___ Material for the task ___

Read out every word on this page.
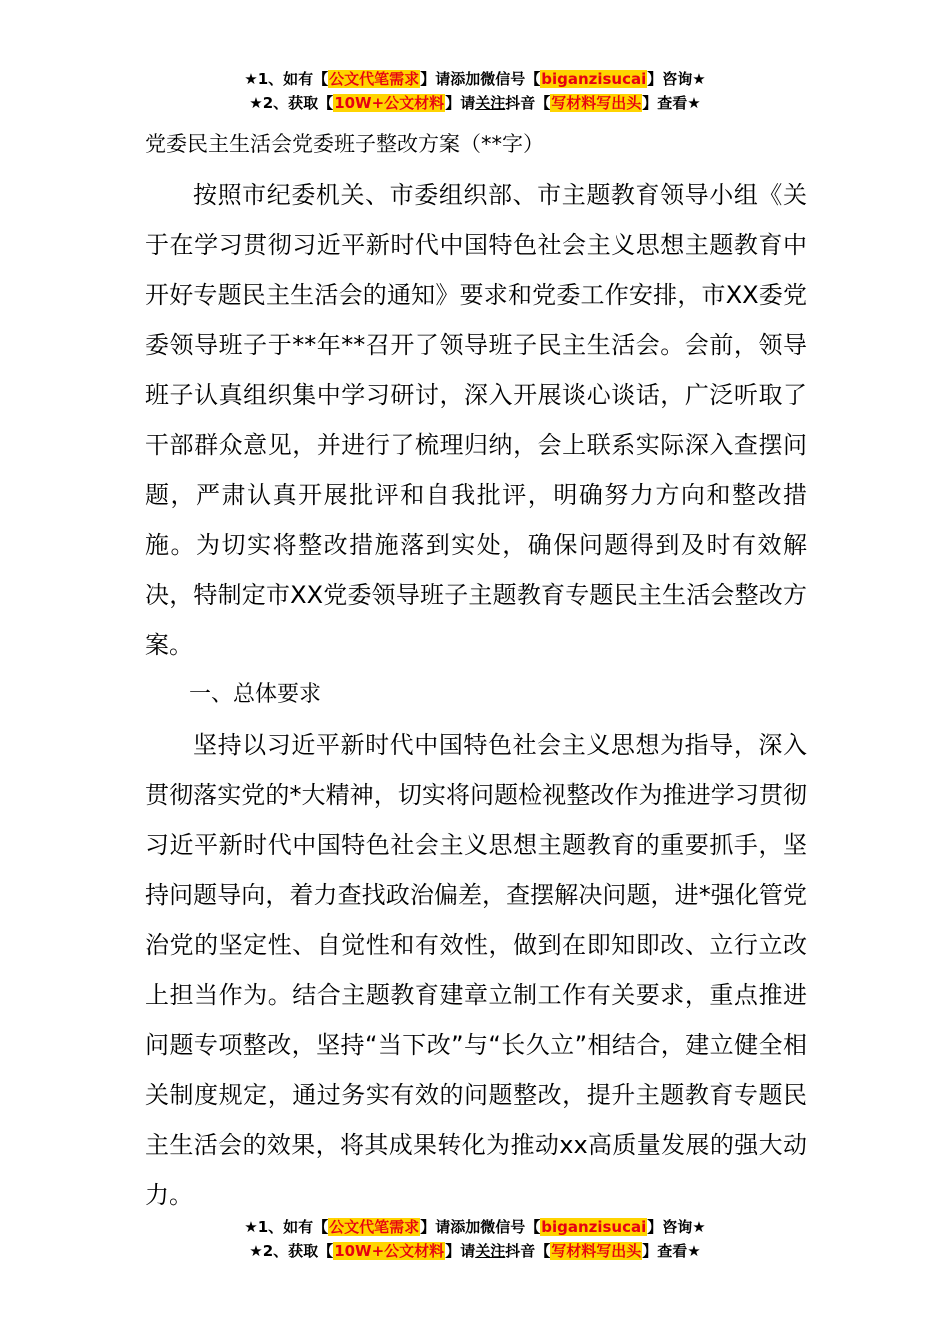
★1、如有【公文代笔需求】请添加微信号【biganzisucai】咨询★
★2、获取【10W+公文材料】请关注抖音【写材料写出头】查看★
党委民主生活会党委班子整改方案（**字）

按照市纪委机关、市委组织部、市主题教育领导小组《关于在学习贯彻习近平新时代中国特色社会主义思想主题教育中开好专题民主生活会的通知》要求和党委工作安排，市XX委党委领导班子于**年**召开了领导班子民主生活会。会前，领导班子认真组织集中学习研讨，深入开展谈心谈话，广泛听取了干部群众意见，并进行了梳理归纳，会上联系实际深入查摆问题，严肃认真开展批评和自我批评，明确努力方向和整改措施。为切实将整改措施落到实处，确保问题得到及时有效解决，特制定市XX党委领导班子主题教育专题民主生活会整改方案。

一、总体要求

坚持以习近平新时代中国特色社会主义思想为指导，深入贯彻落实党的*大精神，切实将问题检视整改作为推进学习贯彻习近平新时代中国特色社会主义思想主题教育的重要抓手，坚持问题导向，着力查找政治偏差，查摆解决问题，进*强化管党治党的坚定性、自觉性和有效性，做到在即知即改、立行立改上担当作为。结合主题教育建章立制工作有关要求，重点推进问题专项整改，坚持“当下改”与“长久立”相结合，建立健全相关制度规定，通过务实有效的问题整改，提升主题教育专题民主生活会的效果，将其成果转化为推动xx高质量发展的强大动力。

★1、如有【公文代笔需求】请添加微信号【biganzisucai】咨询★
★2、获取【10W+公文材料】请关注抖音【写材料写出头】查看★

___

_What needs to be done_: Reproduce every line precisely as given, omitting all pictures.

_Output of the task_:
Read out every word on this page.
★1、如有【公文代笔需求】请添加微信号【biganzisucai】咨询★
★2、获取【10W+公文材料】请关注抖音【写材料写出头】查看★
党委民主生活会党委班子整改方案（**字）

按照市纪委机关、市委组织部、市主题教育领导小组《关于在学习贯彻习近平新时代中国特色社会主义思想主题教育中开好专题民主生活会的通知》要求和党委工作安排，市XX委党委领导班子于**年**召开了领导班子民主生活会。会前，领导班子认真组织集中学习研讨，深入开展谈心谈话，广泛听取了干部群众意见，并进行了梳理归纳，会上联系实际深入查摆问题，严肃认真开展批评和自我批评，明确努力方向和整改措施。为切实将整改措施落到实处，确保问题得到及时有效解决，特制定市XX党委领导班子主题教育专题民主生活会整改方案。

一、总体要求

坚持以习近平新时代中国特色社会主义思想为指导，深入贯彻落实党的*大精神，切实将问题检视整改作为推进学习贯彻习近平新时代中国特色社会主义思想主题教育的重要抓手，坚持问题导向，着力查找政治偏差，查摆解决问题，进*强化管党治党的坚定性、自觉性和有效性，做到在即知即改、立行立改上担当作为。结合主题教育建章立制工作有关要求，重点推进问题专项整改，坚持“当下改”与“长久立”相结合，建立健全相关制度规定，通过务实有效的问题整改，提升主题教育专题民主生活会的效果，将其成果转化为推动xx高质量发展的强大动力。

★1、如有【公文代笔需求】请添加微信号【biganzisucai】咨询★
★2、获取【10W+公文材料】请关注抖音【写材料写出头】查看★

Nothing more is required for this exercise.